### [Short problem]
Retype all material exactly. Pictures stay out of the copy.

### [Material for this task]
>> begin

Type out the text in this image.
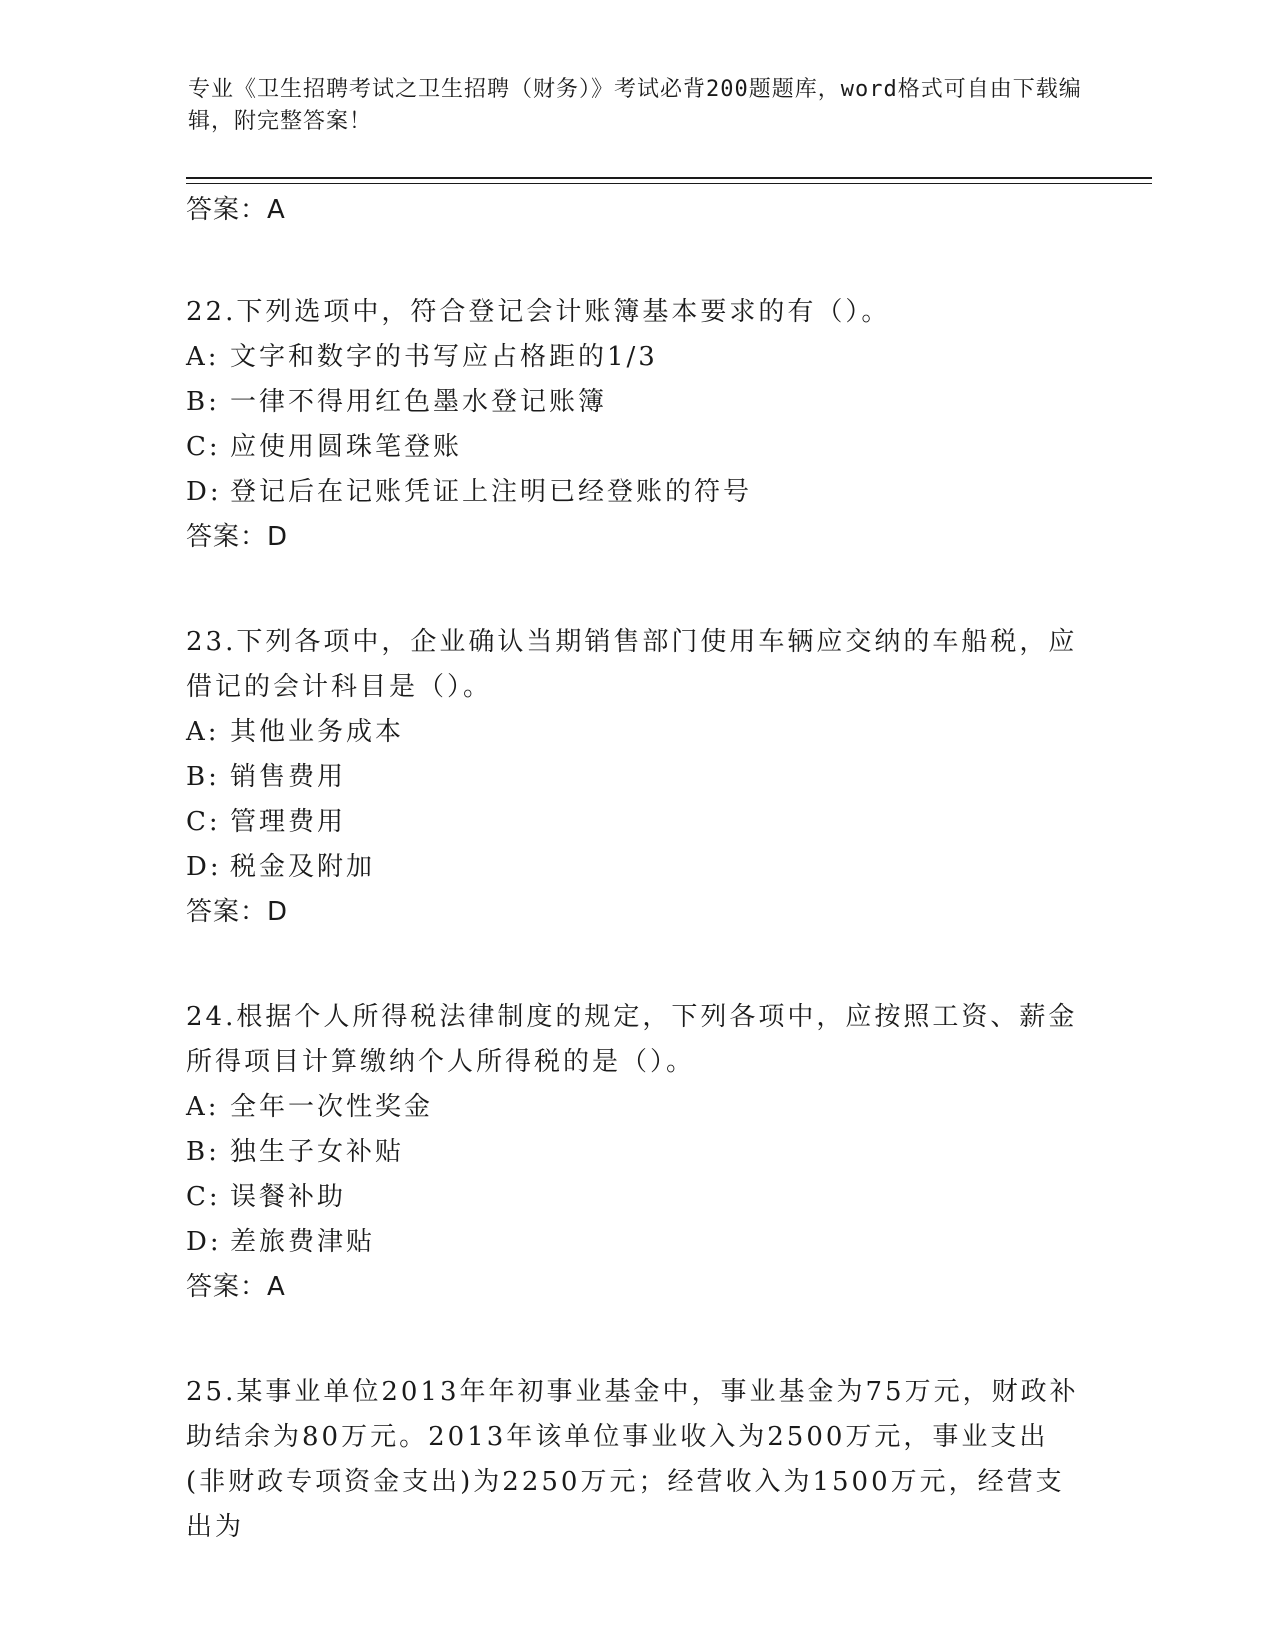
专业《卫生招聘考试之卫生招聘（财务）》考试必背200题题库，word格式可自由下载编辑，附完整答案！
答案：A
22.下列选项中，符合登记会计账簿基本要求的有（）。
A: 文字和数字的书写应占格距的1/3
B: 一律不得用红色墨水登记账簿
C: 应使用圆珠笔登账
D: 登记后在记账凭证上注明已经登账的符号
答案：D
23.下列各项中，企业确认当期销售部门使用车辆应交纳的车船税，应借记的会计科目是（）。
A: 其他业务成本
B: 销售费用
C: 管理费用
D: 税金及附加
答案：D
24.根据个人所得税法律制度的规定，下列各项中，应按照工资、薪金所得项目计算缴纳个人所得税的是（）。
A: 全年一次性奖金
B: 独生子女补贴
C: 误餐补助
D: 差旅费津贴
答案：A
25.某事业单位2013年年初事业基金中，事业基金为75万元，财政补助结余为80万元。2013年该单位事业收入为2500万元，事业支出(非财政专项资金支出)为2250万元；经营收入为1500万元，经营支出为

>> end

### [Expected answer]
Type out the text in this image.
专业《卫生招聘考试之卫生招聘（财务）》考试必背200题题库，word格式可自由下载编辑，附完整答案！
答案：A
22.下列选项中，符合登记会计账簿基本要求的有（）。
A: 文字和数字的书写应占格距的1/3
B: 一律不得用红色墨水登记账簿
C: 应使用圆珠笔登账
D: 登记后在记账凭证上注明已经登账的符号
答案：D
23.下列各项中，企业确认当期销售部门使用车辆应交纳的车船税，应借记的会计科目是（）。
A: 其他业务成本
B: 销售费用
C: 管理费用
D: 税金及附加
答案：D
24.根据个人所得税法律制度的规定，下列各项中，应按照工资、薪金所得项目计算缴纳个人所得税的是（）。
A: 全年一次性奖金
B: 独生子女补贴
C: 误餐补助
D: 差旅费津贴
答案：A
25.某事业单位2013年年初事业基金中，事业基金为75万元，财政补助结余为80万元。2013年该单位事业收入为2500万元，事业支出(非财政专项资金支出)为2250万元；经营收入为1500万元，经营支出为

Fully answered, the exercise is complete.